WHAT TO WORK ON
Convert the data below into a Markdown table with the columns Row and Text. Put each line's sequence number under Row and the line itself under Text, and leave out blank lines.

========================

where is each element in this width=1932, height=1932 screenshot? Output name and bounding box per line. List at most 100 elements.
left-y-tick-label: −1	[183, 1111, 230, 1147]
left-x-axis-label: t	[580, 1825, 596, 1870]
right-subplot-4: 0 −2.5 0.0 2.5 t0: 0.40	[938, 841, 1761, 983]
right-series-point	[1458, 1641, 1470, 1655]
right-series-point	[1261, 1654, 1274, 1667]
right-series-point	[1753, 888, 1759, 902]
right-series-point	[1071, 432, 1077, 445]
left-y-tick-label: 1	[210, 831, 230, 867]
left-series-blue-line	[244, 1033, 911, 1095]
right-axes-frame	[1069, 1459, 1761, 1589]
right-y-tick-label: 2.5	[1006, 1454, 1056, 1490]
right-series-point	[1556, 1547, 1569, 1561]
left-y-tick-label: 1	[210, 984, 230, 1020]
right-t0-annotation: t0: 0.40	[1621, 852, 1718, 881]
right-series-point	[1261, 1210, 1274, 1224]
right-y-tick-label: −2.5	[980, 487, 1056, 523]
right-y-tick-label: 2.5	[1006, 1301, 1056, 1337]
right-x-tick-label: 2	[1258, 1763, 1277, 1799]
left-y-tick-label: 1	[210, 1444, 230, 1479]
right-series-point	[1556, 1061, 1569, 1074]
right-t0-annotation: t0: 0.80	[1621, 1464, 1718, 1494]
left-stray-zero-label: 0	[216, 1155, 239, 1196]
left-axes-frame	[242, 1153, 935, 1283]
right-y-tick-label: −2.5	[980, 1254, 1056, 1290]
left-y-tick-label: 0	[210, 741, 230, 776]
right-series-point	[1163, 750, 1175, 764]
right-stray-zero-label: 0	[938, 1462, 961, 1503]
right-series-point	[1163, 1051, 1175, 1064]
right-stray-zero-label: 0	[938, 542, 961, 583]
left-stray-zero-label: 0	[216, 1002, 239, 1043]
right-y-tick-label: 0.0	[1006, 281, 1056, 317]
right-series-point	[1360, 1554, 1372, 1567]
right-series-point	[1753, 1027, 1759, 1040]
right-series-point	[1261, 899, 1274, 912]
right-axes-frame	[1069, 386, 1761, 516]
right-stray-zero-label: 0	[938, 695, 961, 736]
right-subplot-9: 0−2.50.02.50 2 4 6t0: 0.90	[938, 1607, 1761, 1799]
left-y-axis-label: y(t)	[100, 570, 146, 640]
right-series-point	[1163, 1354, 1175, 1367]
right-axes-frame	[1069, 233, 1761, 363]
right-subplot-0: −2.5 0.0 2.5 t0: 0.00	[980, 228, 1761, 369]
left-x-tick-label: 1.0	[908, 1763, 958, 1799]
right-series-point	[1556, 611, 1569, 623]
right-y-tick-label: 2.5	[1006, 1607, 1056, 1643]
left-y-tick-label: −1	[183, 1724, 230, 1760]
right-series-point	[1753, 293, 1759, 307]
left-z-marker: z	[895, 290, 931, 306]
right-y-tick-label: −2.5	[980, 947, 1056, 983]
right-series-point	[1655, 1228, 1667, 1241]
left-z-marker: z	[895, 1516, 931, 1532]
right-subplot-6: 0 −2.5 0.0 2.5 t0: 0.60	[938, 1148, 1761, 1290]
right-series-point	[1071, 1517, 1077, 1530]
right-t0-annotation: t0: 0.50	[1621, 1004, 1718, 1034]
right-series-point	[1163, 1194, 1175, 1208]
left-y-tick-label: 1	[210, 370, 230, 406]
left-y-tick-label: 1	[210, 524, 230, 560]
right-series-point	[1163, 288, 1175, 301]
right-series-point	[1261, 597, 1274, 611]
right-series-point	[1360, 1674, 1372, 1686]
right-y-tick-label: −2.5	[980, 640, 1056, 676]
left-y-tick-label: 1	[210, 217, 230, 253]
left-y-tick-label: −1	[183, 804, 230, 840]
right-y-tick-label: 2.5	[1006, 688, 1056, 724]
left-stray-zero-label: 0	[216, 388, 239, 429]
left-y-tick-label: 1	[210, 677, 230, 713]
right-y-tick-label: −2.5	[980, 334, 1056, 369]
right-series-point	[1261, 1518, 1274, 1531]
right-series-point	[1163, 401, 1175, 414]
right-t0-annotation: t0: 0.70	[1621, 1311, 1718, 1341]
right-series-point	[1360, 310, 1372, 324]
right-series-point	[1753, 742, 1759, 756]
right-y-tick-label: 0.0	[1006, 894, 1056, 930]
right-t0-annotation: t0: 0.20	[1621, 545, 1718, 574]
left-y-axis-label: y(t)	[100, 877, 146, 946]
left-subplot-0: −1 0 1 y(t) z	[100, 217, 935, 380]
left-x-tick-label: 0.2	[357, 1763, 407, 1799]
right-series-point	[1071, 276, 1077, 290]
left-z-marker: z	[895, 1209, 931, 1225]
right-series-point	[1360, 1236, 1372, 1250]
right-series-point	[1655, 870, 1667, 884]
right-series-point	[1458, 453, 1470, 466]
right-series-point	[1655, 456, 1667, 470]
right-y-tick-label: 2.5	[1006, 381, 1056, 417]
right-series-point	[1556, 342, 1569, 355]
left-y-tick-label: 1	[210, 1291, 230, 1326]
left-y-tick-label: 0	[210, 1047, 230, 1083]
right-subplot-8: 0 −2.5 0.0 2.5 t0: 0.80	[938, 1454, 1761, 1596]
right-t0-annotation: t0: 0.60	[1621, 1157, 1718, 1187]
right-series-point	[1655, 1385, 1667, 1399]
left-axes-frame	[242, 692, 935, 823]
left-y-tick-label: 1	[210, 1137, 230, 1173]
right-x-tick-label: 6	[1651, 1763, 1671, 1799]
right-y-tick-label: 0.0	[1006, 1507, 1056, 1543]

========================

ANSWER TO THE PROBLEM
| Row | Text |
|---|---|
| 1 | where is each element in this width=1932, height=1932 screenshot? Output name and bounding box per line. List at most 100 elements. |
| 2 | left-y-tick-label: −1	[183, 1111, 230, 1147] |
| 3 | left-x-axis-label: t	[580, 1825, 596, 1870] |
| 4 | right-subplot-4: 0 −2.5 0.0 2.5 t0: 0.40	[938, 841, 1761, 983] |
| 5 | right-series-point	[1458, 1641, 1470, 1655] |
| 6 | right-series-point	[1261, 1654, 1274, 1667] |
| 7 | right-series-point	[1753, 888, 1759, 902] |
| 8 | right-series-point	[1071, 432, 1077, 445] |
| 9 | left-y-tick-label: 1	[210, 831, 230, 867] |
| 10 | left-series-blue-line	[244, 1033, 911, 1095] |
| 11 | right-axes-frame	[1069, 1459, 1761, 1589] |
| 12 | right-y-tick-label: 2.5	[1006, 1454, 1056, 1490] |
| 13 | right-series-point	[1556, 1547, 1569, 1561] |
| 14 | left-y-tick-label: 1	[210, 984, 230, 1020] |
| 15 | right-t0-annotation: t0: 0.40	[1621, 852, 1718, 881] |
| 16 | right-series-point	[1261, 1210, 1274, 1224] |
| 17 | right-y-tick-label: −2.5	[980, 487, 1056, 523] |
| 18 | right-y-tick-label: 2.5	[1006, 1301, 1056, 1337] |
| 19 | right-x-tick-label: 2	[1258, 1763, 1277, 1799] |
| 20 | left-y-tick-label: 1	[210, 1444, 230, 1479] |
| 21 | right-series-point	[1556, 1061, 1569, 1074] |
| 22 | right-t0-annotation: t0: 0.80	[1621, 1464, 1718, 1494] |
| 23 | left-stray-zero-label: 0	[216, 1155, 239, 1196] |
| 24 | left-axes-frame	[242, 1153, 935, 1283] |
| 25 | right-y-tick-label: −2.5	[980, 1254, 1056, 1290] |
| 26 | left-y-tick-label: 0	[210, 741, 230, 776] |
| 27 | right-series-point	[1163, 750, 1175, 764] |
| 28 | right-stray-zero-label: 0	[938, 1462, 961, 1503] |
| 29 | right-series-point	[1163, 1051, 1175, 1064] |
| 30 | right-stray-zero-label: 0	[938, 542, 961, 583] |
| 31 | left-stray-zero-label: 0	[216, 1002, 239, 1043] |
| 32 | right-y-tick-label: 0.0	[1006, 281, 1056, 317] |
| 33 | right-series-point	[1360, 1554, 1372, 1567] |
| 34 | right-series-point	[1753, 1027, 1759, 1040] |
| 35 | right-series-point	[1261, 899, 1274, 912] |
| 36 | right-axes-frame	[1069, 386, 1761, 516] |
| 37 | right-stray-zero-label: 0	[938, 695, 961, 736] |
| 38 | right-subplot-9: 0−2.50.02.50 2 4 6t0: 0.90	[938, 1607, 1761, 1799] |
| 39 | left-y-axis-label: y(t)	[100, 570, 146, 640] |
| 40 | right-series-point	[1163, 1354, 1175, 1367] |
| 41 | right-axes-frame	[1069, 233, 1761, 363] |
| 42 | right-subplot-0: −2.5 0.0 2.5 t0: 0.00	[980, 228, 1761, 369] |
| 43 | left-x-tick-label: 1.0	[908, 1763, 958, 1799] |
| 44 | right-series-point	[1556, 611, 1569, 623] |
| 45 | right-y-tick-label: 2.5	[1006, 1607, 1056, 1643] |
| 46 | left-y-tick-label: −1	[183, 1724, 230, 1760] |
| 47 | right-series-point	[1753, 293, 1759, 307] |
| 48 | left-z-marker: z	[895, 290, 931, 306] |
| 49 | right-y-tick-label: −2.5	[980, 947, 1056, 983] |
| 50 | right-series-point	[1655, 1228, 1667, 1241] |
| 51 | left-z-marker: z	[895, 1516, 931, 1532] |
| 52 | right-subplot-6: 0 −2.5 0.0 2.5 t0: 0.60	[938, 1148, 1761, 1290] |
| 53 | right-series-point	[1071, 1517, 1077, 1530] |
| 54 | right-t0-annotation: t0: 0.50	[1621, 1004, 1718, 1034] |
| 55 | right-series-point	[1163, 1194, 1175, 1208] |
| 56 | left-y-tick-label: 1	[210, 370, 230, 406] |
| 57 | left-y-tick-label: 1	[210, 524, 230, 560] |
| 58 | right-series-point	[1163, 288, 1175, 301] |
| 59 | right-series-point	[1261, 597, 1274, 611] |
| 60 | right-series-point	[1360, 1674, 1372, 1686] |
| 61 | right-y-tick-label: −2.5	[980, 640, 1056, 676] |
| 62 | left-y-tick-label: 1	[210, 217, 230, 253] |
| 63 | left-y-tick-label: −1	[183, 804, 230, 840] |
| 64 | right-y-tick-label: 2.5	[1006, 688, 1056, 724] |
| 65 | left-stray-zero-label: 0	[216, 388, 239, 429] |
| 66 | left-y-tick-label: 1	[210, 677, 230, 713] |
| 67 | right-y-tick-label: −2.5	[980, 334, 1056, 369] |
| 68 | right-series-point	[1261, 1518, 1274, 1531] |
| 69 | right-series-point	[1163, 401, 1175, 414] |
| 70 | right-t0-annotation: t0: 0.70	[1621, 1311, 1718, 1341] |
| 71 | right-series-point	[1360, 310, 1372, 324] |
| 72 | right-series-point	[1753, 742, 1759, 756] |
| 73 | right-y-tick-label: 0.0	[1006, 894, 1056, 930] |
| 74 | right-t0-annotation: t0: 0.20	[1621, 545, 1718, 574] |
| 75 | left-y-axis-label: y(t)	[100, 877, 146, 946] |
| 76 | left-subplot-0: −1 0 1 y(t) z	[100, 217, 935, 380] |
| 77 | left-x-tick-label: 0.2	[357, 1763, 407, 1799] |
| 78 | right-series-point	[1071, 276, 1077, 290] |
| 79 | left-z-marker: z	[895, 1209, 931, 1225] |
| 80 | right-series-point	[1360, 1236, 1372, 1250] |
| 81 | right-series-point	[1655, 870, 1667, 884] |
| 82 | right-series-point	[1458, 453, 1470, 466] |
| 83 | right-series-point	[1655, 456, 1667, 470] |
| 84 | right-y-tick-label: 2.5	[1006, 381, 1056, 417] |
| 85 | right-series-point	[1556, 342, 1569, 355] |
| 86 | left-y-tick-label: 1	[210, 1291, 230, 1326] |
| 87 | left-y-tick-label: 0	[210, 1047, 230, 1083] |
| 88 | right-subplot-8: 0 −2.5 0.0 2.5 t0: 0.80	[938, 1454, 1761, 1596] |
| 89 | right-t0-annotation: t0: 0.60	[1621, 1157, 1718, 1187] |
| 90 | right-series-point	[1655, 1385, 1667, 1399] |
| 91 | left-axes-frame	[242, 692, 935, 823] |
| 92 | left-y-tick-label: 1	[210, 1137, 230, 1173] |
| 93 | right-x-tick-label: 6	[1651, 1763, 1671, 1799] |
| 94 | right-y-tick-label: 0.0	[1006, 1507, 1056, 1543] |